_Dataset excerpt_
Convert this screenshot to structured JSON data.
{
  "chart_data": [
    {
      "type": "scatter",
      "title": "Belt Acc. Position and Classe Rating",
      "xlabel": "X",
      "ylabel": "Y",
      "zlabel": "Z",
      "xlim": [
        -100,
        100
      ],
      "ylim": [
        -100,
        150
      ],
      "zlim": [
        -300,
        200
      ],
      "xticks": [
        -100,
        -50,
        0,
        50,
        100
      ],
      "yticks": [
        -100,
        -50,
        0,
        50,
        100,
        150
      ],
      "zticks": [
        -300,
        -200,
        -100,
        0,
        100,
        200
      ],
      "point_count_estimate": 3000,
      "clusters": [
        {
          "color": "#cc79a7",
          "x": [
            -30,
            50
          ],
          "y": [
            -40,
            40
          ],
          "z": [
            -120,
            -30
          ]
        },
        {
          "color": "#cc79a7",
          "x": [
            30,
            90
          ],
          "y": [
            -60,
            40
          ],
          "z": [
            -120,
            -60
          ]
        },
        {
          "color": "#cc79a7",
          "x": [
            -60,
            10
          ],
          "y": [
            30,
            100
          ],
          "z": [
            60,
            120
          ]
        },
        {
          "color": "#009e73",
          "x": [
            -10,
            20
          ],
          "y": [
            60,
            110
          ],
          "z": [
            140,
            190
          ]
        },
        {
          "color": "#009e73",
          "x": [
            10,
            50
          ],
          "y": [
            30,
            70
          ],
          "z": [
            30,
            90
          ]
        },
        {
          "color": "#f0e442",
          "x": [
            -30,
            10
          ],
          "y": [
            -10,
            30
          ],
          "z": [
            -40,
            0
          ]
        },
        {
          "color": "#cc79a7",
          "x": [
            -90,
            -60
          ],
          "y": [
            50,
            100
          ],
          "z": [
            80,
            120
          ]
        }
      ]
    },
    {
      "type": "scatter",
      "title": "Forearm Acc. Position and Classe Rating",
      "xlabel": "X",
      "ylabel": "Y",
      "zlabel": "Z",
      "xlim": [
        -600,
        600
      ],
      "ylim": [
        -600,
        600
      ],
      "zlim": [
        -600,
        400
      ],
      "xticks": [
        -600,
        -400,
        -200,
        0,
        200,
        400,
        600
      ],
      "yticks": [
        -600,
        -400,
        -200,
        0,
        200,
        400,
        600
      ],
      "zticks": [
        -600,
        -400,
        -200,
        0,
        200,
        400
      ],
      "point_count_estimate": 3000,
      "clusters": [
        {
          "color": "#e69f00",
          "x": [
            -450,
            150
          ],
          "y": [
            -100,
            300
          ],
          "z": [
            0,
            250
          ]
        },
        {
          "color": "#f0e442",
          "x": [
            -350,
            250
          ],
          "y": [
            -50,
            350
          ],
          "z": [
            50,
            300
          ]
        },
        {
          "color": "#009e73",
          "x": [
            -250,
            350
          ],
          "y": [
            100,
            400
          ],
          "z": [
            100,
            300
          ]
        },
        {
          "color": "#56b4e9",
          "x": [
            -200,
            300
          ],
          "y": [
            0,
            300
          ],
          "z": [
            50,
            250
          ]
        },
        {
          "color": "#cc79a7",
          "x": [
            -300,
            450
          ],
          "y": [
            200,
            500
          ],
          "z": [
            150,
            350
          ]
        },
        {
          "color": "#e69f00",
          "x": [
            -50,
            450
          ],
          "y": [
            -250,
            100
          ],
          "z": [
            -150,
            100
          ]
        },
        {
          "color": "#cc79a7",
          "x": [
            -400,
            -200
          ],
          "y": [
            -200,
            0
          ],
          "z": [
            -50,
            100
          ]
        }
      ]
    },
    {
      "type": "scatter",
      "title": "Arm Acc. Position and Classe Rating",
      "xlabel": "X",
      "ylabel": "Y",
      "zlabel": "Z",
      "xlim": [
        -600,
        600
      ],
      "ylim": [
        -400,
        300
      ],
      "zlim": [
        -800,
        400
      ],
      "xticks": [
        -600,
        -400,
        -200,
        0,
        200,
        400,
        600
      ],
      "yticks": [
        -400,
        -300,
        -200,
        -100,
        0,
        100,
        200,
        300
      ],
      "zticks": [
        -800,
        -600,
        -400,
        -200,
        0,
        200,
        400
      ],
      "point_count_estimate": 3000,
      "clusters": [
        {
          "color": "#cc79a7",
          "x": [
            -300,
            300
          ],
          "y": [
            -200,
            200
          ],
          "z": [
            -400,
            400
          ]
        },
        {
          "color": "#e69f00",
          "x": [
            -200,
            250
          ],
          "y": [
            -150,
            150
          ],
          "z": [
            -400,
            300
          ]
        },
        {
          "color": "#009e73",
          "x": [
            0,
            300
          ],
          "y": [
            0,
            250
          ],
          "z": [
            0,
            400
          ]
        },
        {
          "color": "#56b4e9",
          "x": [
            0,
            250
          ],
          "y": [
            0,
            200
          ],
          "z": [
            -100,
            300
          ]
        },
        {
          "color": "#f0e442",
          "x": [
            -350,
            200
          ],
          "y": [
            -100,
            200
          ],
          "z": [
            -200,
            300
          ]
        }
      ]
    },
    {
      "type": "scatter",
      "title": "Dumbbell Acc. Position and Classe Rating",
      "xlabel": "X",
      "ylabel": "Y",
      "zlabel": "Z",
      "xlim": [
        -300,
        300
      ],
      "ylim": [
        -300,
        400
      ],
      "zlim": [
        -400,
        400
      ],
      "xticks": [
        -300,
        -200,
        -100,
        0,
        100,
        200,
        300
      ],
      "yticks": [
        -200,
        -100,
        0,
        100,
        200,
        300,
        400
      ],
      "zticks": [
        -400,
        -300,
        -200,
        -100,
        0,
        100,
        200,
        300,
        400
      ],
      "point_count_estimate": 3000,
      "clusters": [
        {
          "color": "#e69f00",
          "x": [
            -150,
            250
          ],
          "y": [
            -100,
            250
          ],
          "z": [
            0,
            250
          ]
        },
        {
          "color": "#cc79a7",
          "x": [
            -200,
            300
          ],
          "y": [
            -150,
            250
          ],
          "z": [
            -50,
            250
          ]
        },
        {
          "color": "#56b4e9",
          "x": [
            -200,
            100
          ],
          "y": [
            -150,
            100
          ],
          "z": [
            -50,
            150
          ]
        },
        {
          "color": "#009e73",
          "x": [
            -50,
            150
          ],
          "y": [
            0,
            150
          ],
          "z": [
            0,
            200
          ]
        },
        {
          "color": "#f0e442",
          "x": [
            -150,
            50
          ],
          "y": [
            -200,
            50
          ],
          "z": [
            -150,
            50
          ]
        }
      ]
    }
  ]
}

_WRITTEN REQUEST_
Show the lines of the data that hold the word "title".

_FULL RESPONSE_
      "title": "Belt Acc. Position and Classe Rating",
      "title": "Forearm Acc. Position and Classe Rating",
      "title": "Arm Acc. Position and Classe Rating",
      "title": "Dumbbell Acc. Position and Classe Rating",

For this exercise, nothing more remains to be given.